__TASK GOAL__: Examine the entries and show every line in which the word "انجام" is found.

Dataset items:
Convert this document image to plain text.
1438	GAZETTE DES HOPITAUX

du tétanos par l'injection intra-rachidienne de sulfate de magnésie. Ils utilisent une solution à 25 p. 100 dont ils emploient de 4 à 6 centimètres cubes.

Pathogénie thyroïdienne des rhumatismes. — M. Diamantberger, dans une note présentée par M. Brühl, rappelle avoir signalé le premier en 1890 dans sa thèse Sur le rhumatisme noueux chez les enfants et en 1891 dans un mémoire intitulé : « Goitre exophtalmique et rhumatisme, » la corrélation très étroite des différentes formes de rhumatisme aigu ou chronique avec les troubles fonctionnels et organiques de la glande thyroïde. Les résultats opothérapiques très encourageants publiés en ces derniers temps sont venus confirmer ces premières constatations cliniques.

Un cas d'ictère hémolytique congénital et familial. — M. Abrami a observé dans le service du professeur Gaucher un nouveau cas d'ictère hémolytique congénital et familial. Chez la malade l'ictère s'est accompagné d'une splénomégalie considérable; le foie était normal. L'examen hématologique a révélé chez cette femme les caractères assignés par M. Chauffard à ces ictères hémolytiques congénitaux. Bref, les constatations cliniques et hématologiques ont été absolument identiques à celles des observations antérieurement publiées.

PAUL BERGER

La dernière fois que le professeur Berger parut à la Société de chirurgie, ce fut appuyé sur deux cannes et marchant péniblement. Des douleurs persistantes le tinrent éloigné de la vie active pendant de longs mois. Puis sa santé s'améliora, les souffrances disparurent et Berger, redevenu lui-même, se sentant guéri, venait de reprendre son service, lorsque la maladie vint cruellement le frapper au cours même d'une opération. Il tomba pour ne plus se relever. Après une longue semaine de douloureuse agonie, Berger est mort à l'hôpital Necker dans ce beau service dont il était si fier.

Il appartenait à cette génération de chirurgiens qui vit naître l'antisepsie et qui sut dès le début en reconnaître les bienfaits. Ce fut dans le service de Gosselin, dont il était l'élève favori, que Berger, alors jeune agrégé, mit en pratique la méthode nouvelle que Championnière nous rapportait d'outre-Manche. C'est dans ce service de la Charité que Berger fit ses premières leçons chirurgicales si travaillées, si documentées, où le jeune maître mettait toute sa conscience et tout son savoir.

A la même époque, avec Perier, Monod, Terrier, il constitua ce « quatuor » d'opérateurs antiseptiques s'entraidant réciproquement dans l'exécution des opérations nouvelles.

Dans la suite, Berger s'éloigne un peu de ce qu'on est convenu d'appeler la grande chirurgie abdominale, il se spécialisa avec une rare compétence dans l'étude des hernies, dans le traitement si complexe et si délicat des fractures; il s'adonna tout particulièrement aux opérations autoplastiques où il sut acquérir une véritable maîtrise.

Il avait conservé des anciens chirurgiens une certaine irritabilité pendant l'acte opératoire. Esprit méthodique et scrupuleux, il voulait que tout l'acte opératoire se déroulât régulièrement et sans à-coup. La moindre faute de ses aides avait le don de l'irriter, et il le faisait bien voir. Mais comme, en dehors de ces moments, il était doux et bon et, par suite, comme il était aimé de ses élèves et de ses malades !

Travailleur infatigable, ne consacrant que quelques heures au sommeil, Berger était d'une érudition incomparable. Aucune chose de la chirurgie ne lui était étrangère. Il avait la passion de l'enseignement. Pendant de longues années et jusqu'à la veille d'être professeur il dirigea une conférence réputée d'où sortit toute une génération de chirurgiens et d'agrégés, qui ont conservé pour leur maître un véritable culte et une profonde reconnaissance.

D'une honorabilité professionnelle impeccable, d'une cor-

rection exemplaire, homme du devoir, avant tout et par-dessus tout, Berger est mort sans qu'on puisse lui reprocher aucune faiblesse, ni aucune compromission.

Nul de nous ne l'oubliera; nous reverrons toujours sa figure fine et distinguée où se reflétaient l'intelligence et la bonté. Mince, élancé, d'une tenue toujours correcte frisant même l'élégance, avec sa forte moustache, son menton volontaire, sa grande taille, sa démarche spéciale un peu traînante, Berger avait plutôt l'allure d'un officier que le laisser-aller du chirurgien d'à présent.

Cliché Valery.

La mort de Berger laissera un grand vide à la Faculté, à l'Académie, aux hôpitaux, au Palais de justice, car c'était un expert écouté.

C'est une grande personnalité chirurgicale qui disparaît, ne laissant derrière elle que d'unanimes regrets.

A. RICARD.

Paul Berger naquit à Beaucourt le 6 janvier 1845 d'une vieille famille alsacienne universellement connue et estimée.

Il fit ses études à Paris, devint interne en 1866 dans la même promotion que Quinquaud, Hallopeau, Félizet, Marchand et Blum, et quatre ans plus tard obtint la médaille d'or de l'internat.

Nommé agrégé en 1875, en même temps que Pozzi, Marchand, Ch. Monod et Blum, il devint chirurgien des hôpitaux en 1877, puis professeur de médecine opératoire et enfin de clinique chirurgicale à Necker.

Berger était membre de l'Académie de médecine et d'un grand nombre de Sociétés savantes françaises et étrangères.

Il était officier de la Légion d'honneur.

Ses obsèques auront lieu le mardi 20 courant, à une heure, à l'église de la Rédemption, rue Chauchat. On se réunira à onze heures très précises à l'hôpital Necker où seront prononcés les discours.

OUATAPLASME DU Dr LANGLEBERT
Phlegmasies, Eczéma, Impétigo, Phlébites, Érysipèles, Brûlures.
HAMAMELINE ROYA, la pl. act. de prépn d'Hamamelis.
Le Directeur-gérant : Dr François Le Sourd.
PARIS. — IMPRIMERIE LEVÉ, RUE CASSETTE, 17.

---

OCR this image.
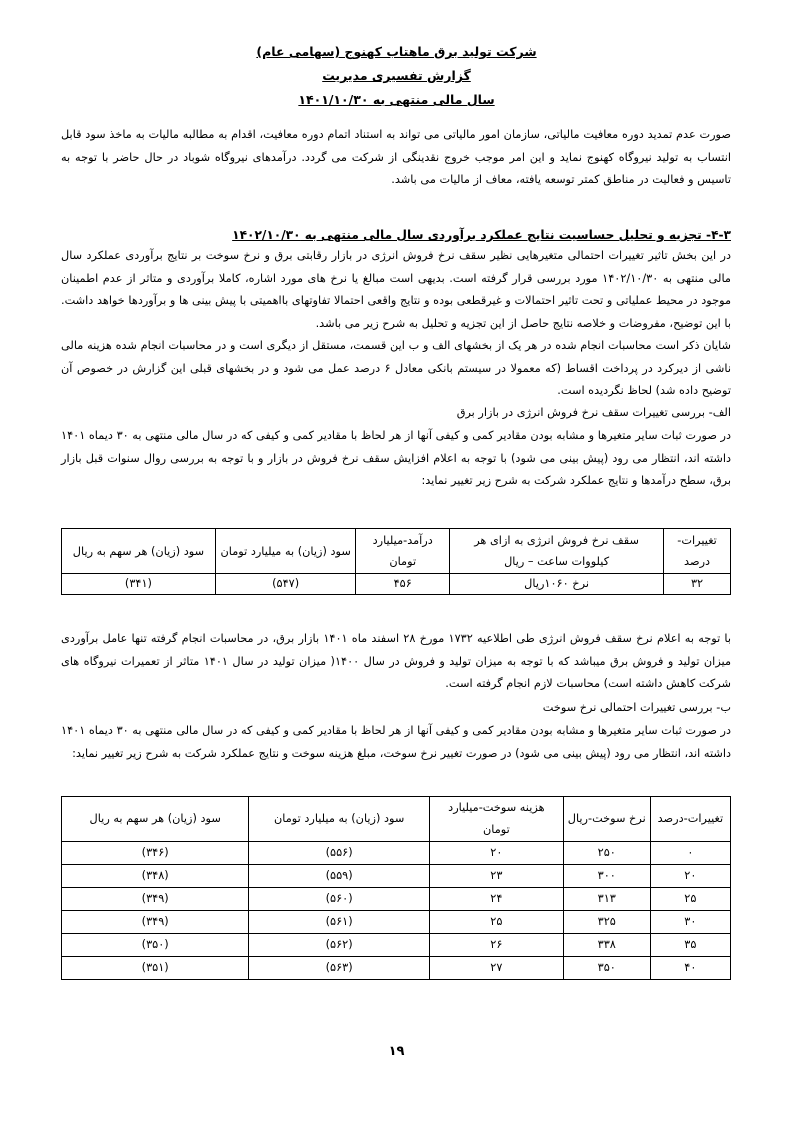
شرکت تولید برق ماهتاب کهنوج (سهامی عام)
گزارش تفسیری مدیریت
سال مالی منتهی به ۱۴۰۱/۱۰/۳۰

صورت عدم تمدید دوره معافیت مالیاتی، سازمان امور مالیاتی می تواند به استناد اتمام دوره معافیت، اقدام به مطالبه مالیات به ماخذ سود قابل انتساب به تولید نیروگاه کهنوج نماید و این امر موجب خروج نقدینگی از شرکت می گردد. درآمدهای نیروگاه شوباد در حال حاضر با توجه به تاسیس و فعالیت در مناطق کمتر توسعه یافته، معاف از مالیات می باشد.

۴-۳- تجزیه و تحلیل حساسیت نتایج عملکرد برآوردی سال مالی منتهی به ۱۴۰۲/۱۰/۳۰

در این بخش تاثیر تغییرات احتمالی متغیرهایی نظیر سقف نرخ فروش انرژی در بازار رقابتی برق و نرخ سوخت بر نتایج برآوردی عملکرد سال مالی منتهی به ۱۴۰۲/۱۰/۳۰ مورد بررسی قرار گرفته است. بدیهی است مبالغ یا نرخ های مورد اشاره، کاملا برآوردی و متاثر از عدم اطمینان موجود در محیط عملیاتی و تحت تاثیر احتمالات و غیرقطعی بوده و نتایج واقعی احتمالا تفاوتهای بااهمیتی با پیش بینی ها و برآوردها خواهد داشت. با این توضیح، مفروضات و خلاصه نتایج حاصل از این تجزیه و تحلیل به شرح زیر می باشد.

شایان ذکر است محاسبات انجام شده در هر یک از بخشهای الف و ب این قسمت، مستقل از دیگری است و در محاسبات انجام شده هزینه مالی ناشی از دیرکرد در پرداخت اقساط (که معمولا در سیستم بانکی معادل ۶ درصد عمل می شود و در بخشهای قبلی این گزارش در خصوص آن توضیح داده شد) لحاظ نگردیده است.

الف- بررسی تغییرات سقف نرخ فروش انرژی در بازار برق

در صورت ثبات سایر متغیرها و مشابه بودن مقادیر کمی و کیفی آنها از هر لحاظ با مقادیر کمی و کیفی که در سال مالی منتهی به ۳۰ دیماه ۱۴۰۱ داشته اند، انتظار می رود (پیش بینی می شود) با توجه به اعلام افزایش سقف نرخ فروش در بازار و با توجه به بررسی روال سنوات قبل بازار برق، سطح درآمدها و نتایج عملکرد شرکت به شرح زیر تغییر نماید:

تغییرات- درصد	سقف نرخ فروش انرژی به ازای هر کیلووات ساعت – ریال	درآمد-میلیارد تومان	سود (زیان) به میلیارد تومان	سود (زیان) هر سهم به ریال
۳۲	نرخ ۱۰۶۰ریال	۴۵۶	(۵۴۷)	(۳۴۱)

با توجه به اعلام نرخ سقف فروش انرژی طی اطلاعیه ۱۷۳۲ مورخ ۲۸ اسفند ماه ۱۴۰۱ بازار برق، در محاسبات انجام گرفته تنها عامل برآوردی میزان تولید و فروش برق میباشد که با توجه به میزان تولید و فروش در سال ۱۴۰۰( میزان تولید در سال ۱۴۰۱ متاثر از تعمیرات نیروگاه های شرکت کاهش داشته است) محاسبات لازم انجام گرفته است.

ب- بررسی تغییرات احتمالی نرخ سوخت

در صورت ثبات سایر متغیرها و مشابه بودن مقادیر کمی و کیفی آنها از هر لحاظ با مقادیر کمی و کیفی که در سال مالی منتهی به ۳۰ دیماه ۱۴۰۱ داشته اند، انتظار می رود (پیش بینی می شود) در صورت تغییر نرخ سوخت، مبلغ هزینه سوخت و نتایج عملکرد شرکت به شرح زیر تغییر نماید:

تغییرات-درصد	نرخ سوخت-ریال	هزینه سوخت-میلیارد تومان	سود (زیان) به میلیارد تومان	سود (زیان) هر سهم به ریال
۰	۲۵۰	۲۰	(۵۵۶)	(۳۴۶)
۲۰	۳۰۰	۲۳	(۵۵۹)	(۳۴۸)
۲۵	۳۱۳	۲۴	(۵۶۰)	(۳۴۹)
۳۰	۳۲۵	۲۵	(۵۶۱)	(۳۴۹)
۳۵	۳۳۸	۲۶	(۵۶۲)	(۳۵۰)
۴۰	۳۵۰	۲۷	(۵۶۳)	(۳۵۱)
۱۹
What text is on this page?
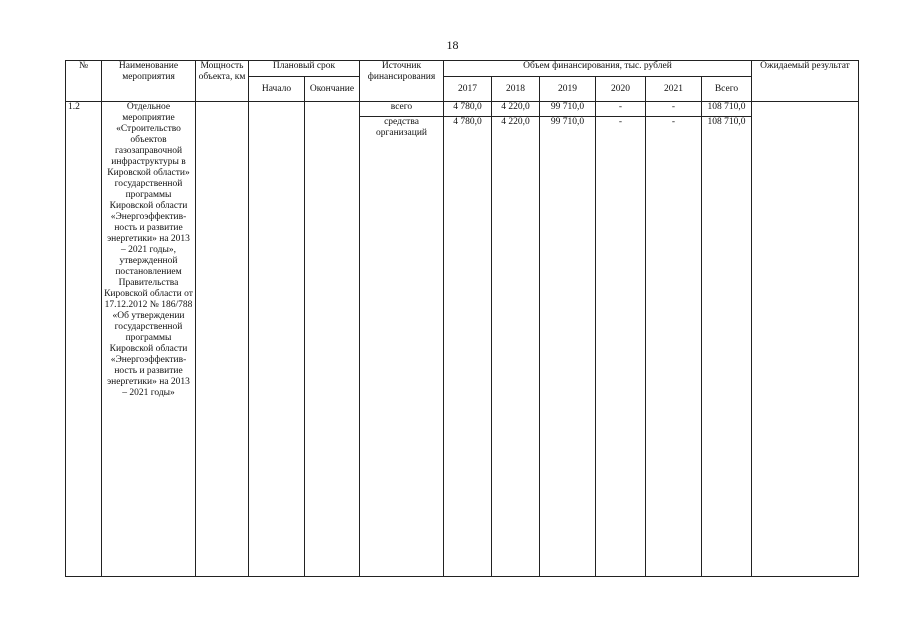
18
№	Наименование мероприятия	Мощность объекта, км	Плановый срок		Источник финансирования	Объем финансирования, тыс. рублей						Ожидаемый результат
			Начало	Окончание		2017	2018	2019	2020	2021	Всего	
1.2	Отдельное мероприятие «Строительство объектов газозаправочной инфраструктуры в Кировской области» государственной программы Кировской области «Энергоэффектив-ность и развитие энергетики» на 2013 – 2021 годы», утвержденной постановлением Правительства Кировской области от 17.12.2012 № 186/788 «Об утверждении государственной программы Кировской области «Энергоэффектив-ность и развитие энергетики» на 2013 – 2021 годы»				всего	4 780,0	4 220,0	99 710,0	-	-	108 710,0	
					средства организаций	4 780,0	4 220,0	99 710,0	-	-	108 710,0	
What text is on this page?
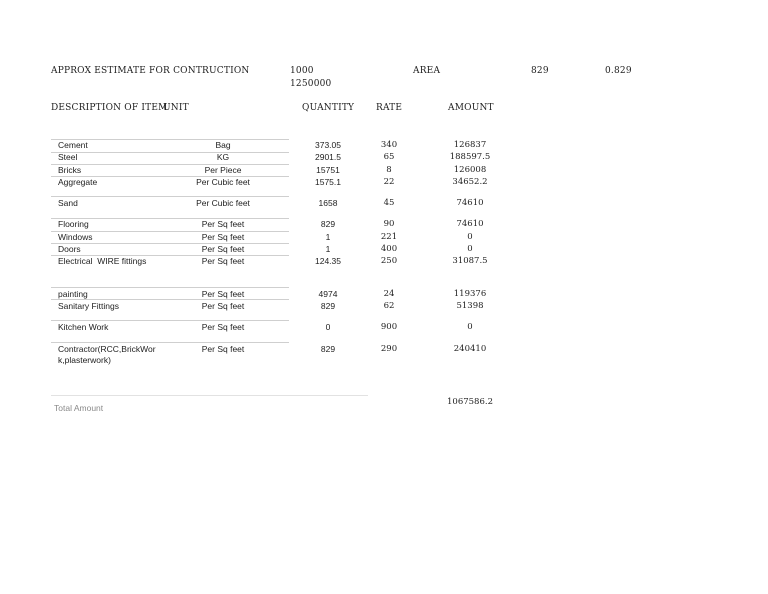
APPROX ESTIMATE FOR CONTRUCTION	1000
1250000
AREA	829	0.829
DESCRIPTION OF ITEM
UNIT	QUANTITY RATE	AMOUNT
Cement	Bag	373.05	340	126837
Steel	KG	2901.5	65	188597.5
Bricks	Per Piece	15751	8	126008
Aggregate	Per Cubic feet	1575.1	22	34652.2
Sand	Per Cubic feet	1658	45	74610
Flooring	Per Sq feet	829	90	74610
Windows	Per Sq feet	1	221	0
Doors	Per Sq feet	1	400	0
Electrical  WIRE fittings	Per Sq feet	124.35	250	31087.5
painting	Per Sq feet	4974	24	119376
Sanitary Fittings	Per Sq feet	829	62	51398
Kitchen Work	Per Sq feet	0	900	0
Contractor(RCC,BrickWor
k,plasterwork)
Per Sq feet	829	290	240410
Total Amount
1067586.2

__OUTPUT OF THE EXERCISE__:
شایان ذکر است محاسبات انجام شده در هر یک از بخشهای الف و ب این قسمت، مستقل از دیگری است و در محاسبات انجام شده هزینه مالی ناشی از دیرکرد در پرداخت اقساط (که معمولا در سیستم بانکی معادل ۶ درصد عمل می شود و در بخشهای قبلی این گزارش در خصوص آن توضیح داده شد) لحاظ نگردیده است.
با توجه به اعلام نرخ سقف فروش انرژی طی اطلاعیه ۱۷۳۲ مورخ ۲۸ اسفند ماه ۱۴۰۱ بازار برق، در محاسبات انجام گرفته تنها عامل برآوردی میزان تولید و فروش برق میباشد که با توجه به میزان تولید و فروش در سال ۱۴۰۰( میزان تولید در سال ۱۴۰۱ متاثر از تعمیرات نیروگاه های شرکت کاهش داشته است) محاسبات لازم انجام گرفته است.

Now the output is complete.